▸ Aim of the task
All of the data should be repeated exactly; pictures are not part of the copy.

▸ Available data
* begin *
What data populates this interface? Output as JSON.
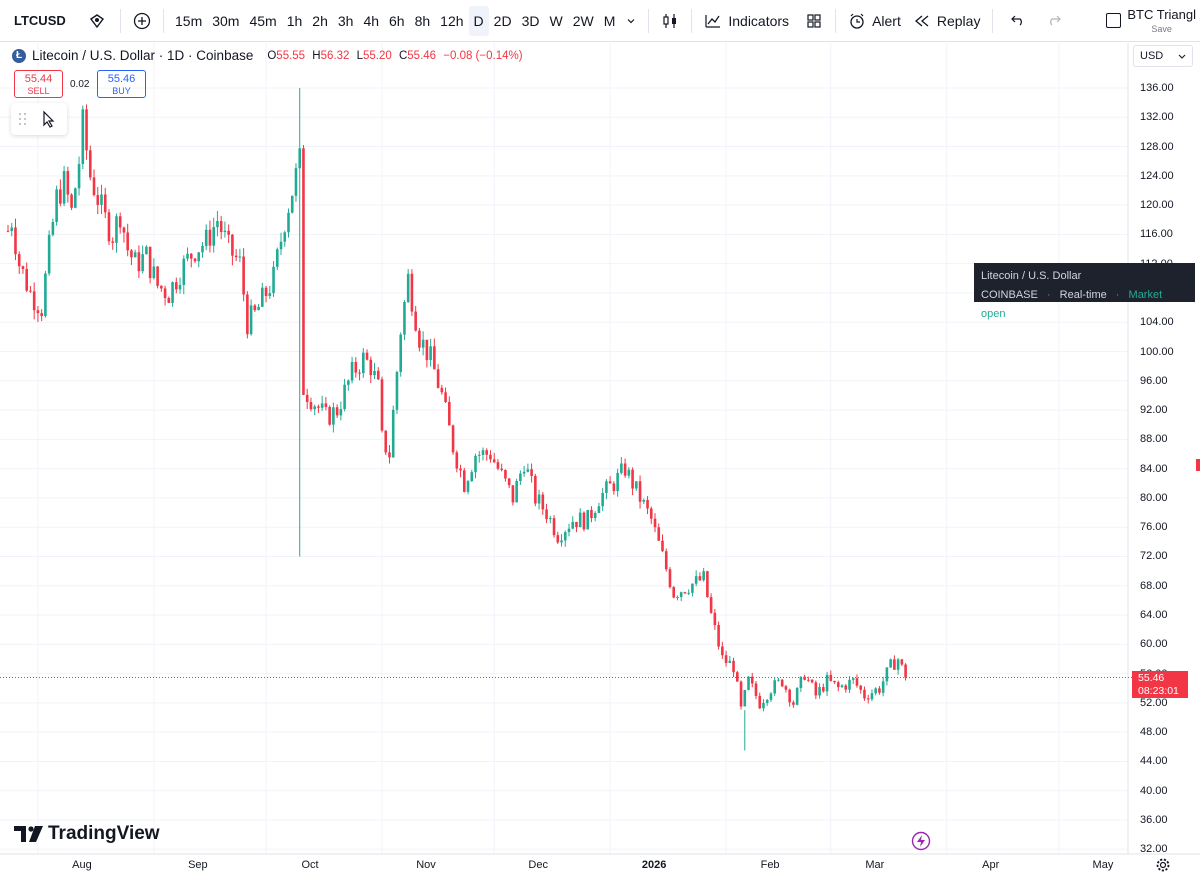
{
  "toolbar": {
    "symbol": "LTCUSD",
    "intervals": [
      "15m",
      "30m",
      "45m",
      "1h",
      "2h",
      "3h",
      "4h",
      "6h",
      "8h",
      "12h",
      "D",
      "2D",
      "3D",
      "W",
      "2W",
      "M"
    ],
    "active_interval": "D",
    "indicators_label": "Indicators",
    "alert_label": "Alert",
    "replay_label": "Replay",
    "layout_name": "BTC Triangl",
    "layout_save": "Save"
  },
  "legend": {
    "title": "Litecoin / U.S. Dollar · 1D · Coinbase",
    "o_key": "O",
    "o": "55.55",
    "h_key": "H",
    "h": "56.32",
    "l_key": "L",
    "l": "55.20",
    "c_key": "C",
    "c": "55.46",
    "change": "−0.08 (−0.14%)"
  },
  "trade": {
    "sell_price": "55.44",
    "sell_label": "SELL",
    "spread": "0.02",
    "buy_price": "55.46",
    "buy_label": "BUY"
  },
  "tooltip": {
    "line1": "Litecoin / U.S. Dollar",
    "exchange": "COINBASE",
    "mode": "Real-time",
    "status": "Market open"
  },
  "price_axis": {
    "currency": "USD",
    "labels": [
      "136.00",
      "132.00",
      "128.00",
      "124.00",
      "120.00",
      "116.00",
      "112.00",
      "108.00",
      "104.00",
      "100.00",
      "96.00",
      "92.00",
      "88.00",
      "84.00",
      "80.00",
      "76.00",
      "72.00",
      "68.00",
      "64.00",
      "60.00",
      "56.00",
      "52.00",
      "48.00",
      "44.00",
      "40.00",
      "36.00",
      "32.00"
    ],
    "last_price": "55.46",
    "countdown": "08:23:01"
  },
  "time_axis": {
    "labels": [
      "Aug",
      "Sep",
      "Oct",
      "Nov",
      "Dec",
      "2026",
      "Feb",
      "Mar",
      "Apr",
      "May"
    ]
  },
  "brand": "TradingView",
  "colors": {
    "up": "#22ab94",
    "down": "#f23645",
    "text": "#131722",
    "grid": "#f0f3fa"
  },
  "chart_data": {
    "type": "candlestick",
    "title": "Litecoin / U.S. Dollar · 1D · Coinbase",
    "ylim": [
      30,
      139
    ],
    "x_range": [
      "2025-07-24",
      "2026-05-22"
    ],
    "close_path": [
      [
        "2025-07-24",
        116.5
      ],
      [
        "2025-07-25",
        118
      ],
      [
        "2025-07-27",
        112
      ],
      [
        "2025-07-30",
        108
      ],
      [
        "2025-08-02",
        106
      ],
      [
        "2025-08-04",
        114
      ],
      [
        "2025-08-06",
        121
      ],
      [
        "2025-08-08",
        123
      ],
      [
        "2025-08-10",
        119
      ],
      [
        "2025-08-12",
        126
      ],
      [
        "2025-08-13",
        131
      ],
      [
        "2025-08-15",
        124
      ],
      [
        "2025-08-17",
        121
      ],
      [
        "2025-08-19",
        118
      ],
      [
        "2025-08-21",
        116
      ],
      [
        "2025-08-23",
        119
      ],
      [
        "2025-08-25",
        114
      ],
      [
        "2025-08-27",
        112
      ],
      [
        "2025-08-30",
        113
      ],
      [
        "2025-09-02",
        109
      ],
      [
        "2025-09-05",
        108
      ],
      [
        "2025-09-08",
        111
      ],
      [
        "2025-09-12",
        114
      ],
      [
        "2025-09-15",
        115
      ],
      [
        "2025-09-18",
        118
      ],
      [
        "2025-09-21",
        114
      ],
      [
        "2025-09-24",
        112
      ],
      [
        "2025-09-26",
        104
      ],
      [
        "2025-09-28",
        105
      ],
      [
        "2025-09-30",
        107
      ],
      [
        "2025-10-03",
        110
      ],
      [
        "2025-10-06",
        118
      ],
      [
        "2025-10-08",
        122
      ],
      [
        "2025-10-10",
        126
      ],
      [
        "2025-10-11",
        95
      ],
      [
        "2025-10-14",
        93
      ],
      [
        "2025-10-17",
        91
      ],
      [
        "2025-10-20",
        92
      ],
      [
        "2025-10-24",
        97
      ],
      [
        "2025-10-27",
        99
      ],
      [
        "2025-10-29",
        98
      ],
      [
        "2025-10-31",
        95
      ],
      [
        "2025-11-01",
        88
      ],
      [
        "2025-11-03",
        86
      ],
      [
        "2025-11-06",
        103
      ],
      [
        "2025-11-08",
        110
      ],
      [
        "2025-11-11",
        102
      ],
      [
        "2025-11-14",
        99
      ],
      [
        "2025-11-17",
        94
      ],
      [
        "2025-11-20",
        87
      ],
      [
        "2025-11-23",
        82
      ],
      [
        "2025-11-26",
        86
      ],
      [
        "2025-11-30",
        86
      ],
      [
        "2025-12-03",
        83
      ],
      [
        "2025-12-06",
        80
      ],
      [
        "2025-12-09",
        85
      ],
      [
        "2025-12-12",
        80
      ],
      [
        "2025-12-15",
        78
      ],
      [
        "2025-12-18",
        75
      ],
      [
        "2025-12-22",
        77
      ],
      [
        "2025-12-26",
        77
      ],
      [
        "2025-12-29",
        80
      ],
      [
        "2026-01-02",
        82
      ],
      [
        "2026-01-05",
        84
      ],
      [
        "2026-01-09",
        80
      ],
      [
        "2026-01-12",
        77
      ],
      [
        "2026-01-15",
        72
      ],
      [
        "2026-01-18",
        67
      ],
      [
        "2026-01-22",
        68
      ],
      [
        "2026-01-26",
        69
      ],
      [
        "2026-01-28",
        64
      ],
      [
        "2026-01-31",
        58
      ],
      [
        "2026-02-03",
        57
      ],
      [
        "2026-02-05",
        51
      ],
      [
        "2026-02-07",
        55
      ],
      [
        "2026-02-10",
        52
      ],
      [
        "2026-02-13",
        54
      ],
      [
        "2026-02-16",
        55
      ],
      [
        "2026-02-19",
        52
      ],
      [
        "2026-02-22",
        56
      ],
      [
        "2026-02-25",
        53
      ],
      [
        "2026-02-28",
        55
      ],
      [
        "2026-03-03",
        54
      ],
      [
        "2026-03-07",
        55
      ],
      [
        "2026-03-10",
        53
      ],
      [
        "2026-03-14",
        54
      ],
      [
        "2026-03-17",
        57
      ],
      [
        "2026-03-19",
        58
      ],
      [
        "2026-03-21",
        55.46
      ]
    ],
    "extreme_wicks": [
      {
        "date": "2025-10-10",
        "high": 136.0,
        "low": 72.0
      },
      {
        "date": "2026-02-06",
        "high": 51.0,
        "low": 45.5
      }
    ],
    "last_price": 55.46
  }
}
* end *
▸ Correct output
What data populates this interface? Output as JSON.
{
  "toolbar": {
    "symbol": "LTCUSD",
    "intervals": [
      "15m",
      "30m",
      "45m",
      "1h",
      "2h",
      "3h",
      "4h",
      "6h",
      "8h",
      "12h",
      "D",
      "2D",
      "3D",
      "W",
      "2W",
      "M"
    ],
    "active_interval": "D",
    "indicators_label": "Indicators",
    "alert_label": "Alert",
    "replay_label": "Replay",
    "layout_name": "BTC Triangl",
    "layout_save": "Save"
  },
  "legend": {
    "title": "Litecoin / U.S. Dollar · 1D · Coinbase",
    "o_key": "O",
    "o": "55.55",
    "h_key": "H",
    "h": "56.32",
    "l_key": "L",
    "l": "55.20",
    "c_key": "C",
    "c": "55.46",
    "change": "−0.08 (−0.14%)"
  },
  "trade": {
    "sell_price": "55.44",
    "sell_label": "SELL",
    "spread": "0.02",
    "buy_price": "55.46",
    "buy_label": "BUY"
  },
  "tooltip": {
    "line1": "Litecoin / U.S. Dollar",
    "exchange": "COINBASE",
    "mode": "Real-time",
    "status": "Market open"
  },
  "price_axis": {
    "currency": "USD",
    "labels": [
      "136.00",
      "132.00",
      "128.00",
      "124.00",
      "120.00",
      "116.00",
      "112.00",
      "108.00",
      "104.00",
      "100.00",
      "96.00",
      "92.00",
      "88.00",
      "84.00",
      "80.00",
      "76.00",
      "72.00",
      "68.00",
      "64.00",
      "60.00",
      "56.00",
      "52.00",
      "48.00",
      "44.00",
      "40.00",
      "36.00",
      "32.00"
    ],
    "last_price": "55.46",
    "countdown": "08:23:01"
  },
  "time_axis": {
    "labels": [
      "Aug",
      "Sep",
      "Oct",
      "Nov",
      "Dec",
      "2026",
      "Feb",
      "Mar",
      "Apr",
      "May"
    ]
  },
  "brand": "TradingView",
  "colors": {
    "up": "#22ab94",
    "down": "#f23645",
    "text": "#131722",
    "grid": "#f0f3fa"
  },
  "chart_data": {
    "type": "candlestick",
    "title": "Litecoin / U.S. Dollar · 1D · Coinbase",
    "ylim": [
      30,
      139
    ],
    "x_range": [
      "2025-07-24",
      "2026-05-22"
    ],
    "close_path": [
      [
        "2025-07-24",
        116.5
      ],
      [
        "2025-07-25",
        118
      ],
      [
        "2025-07-27",
        112
      ],
      [
        "2025-07-30",
        108
      ],
      [
        "2025-08-02",
        106
      ],
      [
        "2025-08-04",
        114
      ],
      [
        "2025-08-06",
        121
      ],
      [
        "2025-08-08",
        123
      ],
      [
        "2025-08-10",
        119
      ],
      [
        "2025-08-12",
        126
      ],
      [
        "2025-08-13",
        131
      ],
      [
        "2025-08-15",
        124
      ],
      [
        "2025-08-17",
        121
      ],
      [
        "2025-08-19",
        118
      ],
      [
        "2025-08-21",
        116
      ],
      [
        "2025-08-23",
        119
      ],
      [
        "2025-08-25",
        114
      ],
      [
        "2025-08-27",
        112
      ],
      [
        "2025-08-30",
        113
      ],
      [
        "2025-09-02",
        109
      ],
      [
        "2025-09-05",
        108
      ],
      [
        "2025-09-08",
        111
      ],
      [
        "2025-09-12",
        114
      ],
      [
        "2025-09-15",
        115
      ],
      [
        "2025-09-18",
        118
      ],
      [
        "2025-09-21",
        114
      ],
      [
        "2025-09-24",
        112
      ],
      [
        "2025-09-26",
        104
      ],
      [
        "2025-09-28",
        105
      ],
      [
        "2025-09-30",
        107
      ],
      [
        "2025-10-03",
        110
      ],
      [
        "2025-10-06",
        118
      ],
      [
        "2025-10-08",
        122
      ],
      [
        "2025-10-10",
        126
      ],
      [
        "2025-10-11",
        95
      ],
      [
        "2025-10-14",
        93
      ],
      [
        "2025-10-17",
        91
      ],
      [
        "2025-10-20",
        92
      ],
      [
        "2025-10-24",
        97
      ],
      [
        "2025-10-27",
        99
      ],
      [
        "2025-10-29",
        98
      ],
      [
        "2025-10-31",
        95
      ],
      [
        "2025-11-01",
        88
      ],
      [
        "2025-11-03",
        86
      ],
      [
        "2025-11-06",
        103
      ],
      [
        "2025-11-08",
        110
      ],
      [
        "2025-11-11",
        102
      ],
      [
        "2025-11-14",
        99
      ],
      [
        "2025-11-17",
        94
      ],
      [
        "2025-11-20",
        87
      ],
      [
        "2025-11-23",
        82
      ],
      [
        "2025-11-26",
        86
      ],
      [
        "2025-11-30",
        86
      ],
      [
        "2025-12-03",
        83
      ],
      [
        "2025-12-06",
        80
      ],
      [
        "2025-12-09",
        85
      ],
      [
        "2025-12-12",
        80
      ],
      [
        "2025-12-15",
        78
      ],
      [
        "2025-12-18",
        75
      ],
      [
        "2025-12-22",
        77
      ],
      [
        "2025-12-26",
        77
      ],
      [
        "2025-12-29",
        80
      ],
      [
        "2026-01-02",
        82
      ],
      [
        "2026-01-05",
        84
      ],
      [
        "2026-01-09",
        80
      ],
      [
        "2026-01-12",
        77
      ],
      [
        "2026-01-15",
        72
      ],
      [
        "2026-01-18",
        67
      ],
      [
        "2026-01-22",
        68
      ],
      [
        "2026-01-26",
        69
      ],
      [
        "2026-01-28",
        64
      ],
      [
        "2026-01-31",
        58
      ],
      [
        "2026-02-03",
        57
      ],
      [
        "2026-02-05",
        51
      ],
      [
        "2026-02-07",
        55
      ],
      [
        "2026-02-10",
        52
      ],
      [
        "2026-02-13",
        54
      ],
      [
        "2026-02-16",
        55
      ],
      [
        "2026-02-19",
        52
      ],
      [
        "2026-02-22",
        56
      ],
      [
        "2026-02-25",
        53
      ],
      [
        "2026-02-28",
        55
      ],
      [
        "2026-03-03",
        54
      ],
      [
        "2026-03-07",
        55
      ],
      [
        "2026-03-10",
        53
      ],
      [
        "2026-03-14",
        54
      ],
      [
        "2026-03-17",
        57
      ],
      [
        "2026-03-19",
        58
      ],
      [
        "2026-03-21",
        55.46
      ]
    ],
    "extreme_wicks": [
      {
        "date": "2025-10-10",
        "high": 136.0,
        "low": 72.0
      },
      {
        "date": "2026-02-06",
        "high": 51.0,
        "low": 45.5
      }
    ],
    "last_price": 55.46
  }
}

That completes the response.